## What the exercise asks
Restate the complete material exactly.
* * *
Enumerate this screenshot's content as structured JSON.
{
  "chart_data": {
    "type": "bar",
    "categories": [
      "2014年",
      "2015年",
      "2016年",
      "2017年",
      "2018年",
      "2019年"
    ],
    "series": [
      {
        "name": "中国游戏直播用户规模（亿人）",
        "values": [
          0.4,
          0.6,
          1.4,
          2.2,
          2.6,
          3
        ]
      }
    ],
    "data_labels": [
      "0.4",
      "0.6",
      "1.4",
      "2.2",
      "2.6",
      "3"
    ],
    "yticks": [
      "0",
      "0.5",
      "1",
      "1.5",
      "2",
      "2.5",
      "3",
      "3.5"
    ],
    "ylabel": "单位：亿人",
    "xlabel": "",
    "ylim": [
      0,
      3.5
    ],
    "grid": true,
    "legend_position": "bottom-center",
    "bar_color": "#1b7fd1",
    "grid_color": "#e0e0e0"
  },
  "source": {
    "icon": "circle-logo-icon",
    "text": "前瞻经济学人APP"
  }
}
* * *
## Solution to the problem
Enumerate this screenshot's content as structured JSON.
{
  "chart_data": {
    "type": "bar",
    "categories": [
      "2014年",
      "2015年",
      "2016年",
      "2017年",
      "2018年",
      "2019年"
    ],
    "series": [
      {
        "name": "中国游戏直播用户规模（亿人）",
        "values": [
          0.4,
          0.6,
          1.4,
          2.2,
          2.6,
          3
        ]
      }
    ],
    "data_labels": [
      "0.4",
      "0.6",
      "1.4",
      "2.2",
      "2.6",
      "3"
    ],
    "yticks": [
      "0",
      "0.5",
      "1",
      "1.5",
      "2",
      "2.5",
      "3",
      "3.5"
    ],
    "ylabel": "单位：亿人",
    "xlabel": "",
    "ylim": [
      0,
      3.5
    ],
    "grid": true,
    "legend_position": "bottom-center",
    "bar_color": "#1b7fd1",
    "grid_color": "#e0e0e0"
  },
  "source": {
    "icon": "circle-logo-icon",
    "text": "前瞻经济学人APP"
  }
}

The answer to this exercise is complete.